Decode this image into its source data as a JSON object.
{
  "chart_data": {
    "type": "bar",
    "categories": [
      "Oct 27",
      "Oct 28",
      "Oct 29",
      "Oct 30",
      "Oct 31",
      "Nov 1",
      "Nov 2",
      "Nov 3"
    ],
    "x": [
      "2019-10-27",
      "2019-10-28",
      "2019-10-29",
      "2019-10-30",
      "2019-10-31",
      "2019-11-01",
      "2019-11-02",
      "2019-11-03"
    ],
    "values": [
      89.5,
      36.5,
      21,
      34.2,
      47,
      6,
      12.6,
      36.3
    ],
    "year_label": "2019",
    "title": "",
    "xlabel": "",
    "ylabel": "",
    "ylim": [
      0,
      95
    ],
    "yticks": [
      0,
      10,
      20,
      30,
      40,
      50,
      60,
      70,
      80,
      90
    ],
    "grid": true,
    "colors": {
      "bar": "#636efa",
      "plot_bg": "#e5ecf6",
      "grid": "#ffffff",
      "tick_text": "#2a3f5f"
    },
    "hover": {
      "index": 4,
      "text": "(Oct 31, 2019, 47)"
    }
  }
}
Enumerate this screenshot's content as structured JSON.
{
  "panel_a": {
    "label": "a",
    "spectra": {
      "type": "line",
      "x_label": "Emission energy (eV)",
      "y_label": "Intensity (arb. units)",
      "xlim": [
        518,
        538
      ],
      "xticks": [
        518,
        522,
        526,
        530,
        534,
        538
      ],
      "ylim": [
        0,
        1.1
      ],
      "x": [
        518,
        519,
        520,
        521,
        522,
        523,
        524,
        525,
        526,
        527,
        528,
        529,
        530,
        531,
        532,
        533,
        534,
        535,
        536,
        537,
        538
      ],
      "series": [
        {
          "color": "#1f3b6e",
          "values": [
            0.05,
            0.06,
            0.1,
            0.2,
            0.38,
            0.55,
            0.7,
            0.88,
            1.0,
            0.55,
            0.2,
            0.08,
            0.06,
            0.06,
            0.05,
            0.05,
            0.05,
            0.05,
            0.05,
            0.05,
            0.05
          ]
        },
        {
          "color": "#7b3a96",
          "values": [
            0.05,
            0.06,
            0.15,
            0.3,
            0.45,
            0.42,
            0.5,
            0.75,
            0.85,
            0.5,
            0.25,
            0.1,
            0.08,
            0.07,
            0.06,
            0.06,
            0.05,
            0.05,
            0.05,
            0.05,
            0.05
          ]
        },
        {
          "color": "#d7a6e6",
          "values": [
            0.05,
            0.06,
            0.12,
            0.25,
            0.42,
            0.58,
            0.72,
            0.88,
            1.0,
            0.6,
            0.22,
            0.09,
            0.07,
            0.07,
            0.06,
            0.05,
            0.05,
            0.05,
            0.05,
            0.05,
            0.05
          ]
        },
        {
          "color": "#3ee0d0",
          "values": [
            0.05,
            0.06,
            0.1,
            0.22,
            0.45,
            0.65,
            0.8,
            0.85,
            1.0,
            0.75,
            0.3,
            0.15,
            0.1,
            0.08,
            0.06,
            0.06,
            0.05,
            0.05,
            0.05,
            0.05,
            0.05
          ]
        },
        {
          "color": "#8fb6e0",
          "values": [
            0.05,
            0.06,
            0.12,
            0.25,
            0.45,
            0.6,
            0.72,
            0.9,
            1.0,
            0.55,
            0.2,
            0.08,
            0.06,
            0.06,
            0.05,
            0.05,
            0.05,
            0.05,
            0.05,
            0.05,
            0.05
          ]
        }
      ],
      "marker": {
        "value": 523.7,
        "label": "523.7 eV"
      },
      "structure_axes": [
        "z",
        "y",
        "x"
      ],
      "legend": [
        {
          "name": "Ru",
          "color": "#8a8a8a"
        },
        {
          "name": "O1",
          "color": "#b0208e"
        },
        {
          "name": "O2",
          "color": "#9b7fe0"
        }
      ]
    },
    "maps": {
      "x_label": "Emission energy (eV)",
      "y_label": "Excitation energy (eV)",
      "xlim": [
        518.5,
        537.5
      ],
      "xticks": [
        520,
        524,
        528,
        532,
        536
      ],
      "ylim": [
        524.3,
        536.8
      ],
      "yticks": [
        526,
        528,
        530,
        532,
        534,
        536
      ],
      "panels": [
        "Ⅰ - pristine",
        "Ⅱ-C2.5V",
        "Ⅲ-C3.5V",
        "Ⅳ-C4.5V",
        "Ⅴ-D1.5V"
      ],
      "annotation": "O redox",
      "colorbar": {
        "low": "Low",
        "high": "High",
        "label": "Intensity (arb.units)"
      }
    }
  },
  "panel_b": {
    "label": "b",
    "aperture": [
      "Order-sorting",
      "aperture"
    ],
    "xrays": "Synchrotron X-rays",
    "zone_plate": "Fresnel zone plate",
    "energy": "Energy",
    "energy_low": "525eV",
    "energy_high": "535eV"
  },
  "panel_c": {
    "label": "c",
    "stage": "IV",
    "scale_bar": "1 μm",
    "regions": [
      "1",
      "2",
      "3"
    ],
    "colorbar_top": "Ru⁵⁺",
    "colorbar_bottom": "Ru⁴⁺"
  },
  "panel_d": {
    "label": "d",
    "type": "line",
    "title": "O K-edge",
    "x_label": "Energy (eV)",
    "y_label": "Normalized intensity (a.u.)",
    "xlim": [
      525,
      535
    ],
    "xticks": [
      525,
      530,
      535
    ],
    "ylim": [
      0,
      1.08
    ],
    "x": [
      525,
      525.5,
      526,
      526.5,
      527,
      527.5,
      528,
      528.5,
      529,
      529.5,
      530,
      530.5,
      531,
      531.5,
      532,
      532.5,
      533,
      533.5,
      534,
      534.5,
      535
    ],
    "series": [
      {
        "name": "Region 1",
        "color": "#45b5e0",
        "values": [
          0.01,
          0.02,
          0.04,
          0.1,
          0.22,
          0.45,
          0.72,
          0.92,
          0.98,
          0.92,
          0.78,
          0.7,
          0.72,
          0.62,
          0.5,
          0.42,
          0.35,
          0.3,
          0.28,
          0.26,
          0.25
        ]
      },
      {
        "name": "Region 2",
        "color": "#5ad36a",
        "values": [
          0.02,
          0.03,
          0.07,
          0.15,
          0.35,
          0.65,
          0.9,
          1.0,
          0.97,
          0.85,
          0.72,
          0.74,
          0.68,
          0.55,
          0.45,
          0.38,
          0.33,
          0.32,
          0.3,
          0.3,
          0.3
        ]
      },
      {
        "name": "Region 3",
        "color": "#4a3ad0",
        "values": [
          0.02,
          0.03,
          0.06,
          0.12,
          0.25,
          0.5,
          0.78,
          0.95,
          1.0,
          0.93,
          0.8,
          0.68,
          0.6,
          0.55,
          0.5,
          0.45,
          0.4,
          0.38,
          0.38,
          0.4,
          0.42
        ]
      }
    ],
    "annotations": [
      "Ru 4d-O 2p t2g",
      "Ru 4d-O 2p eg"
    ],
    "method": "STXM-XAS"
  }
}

*GIVEN TASK:* Return each line of the data that contains the string "this".

*SOLUTION TO THE EXERCISE:*
Decode this image into its source data as a JSON object.
Enumerate this screenshot's content as structured JSON.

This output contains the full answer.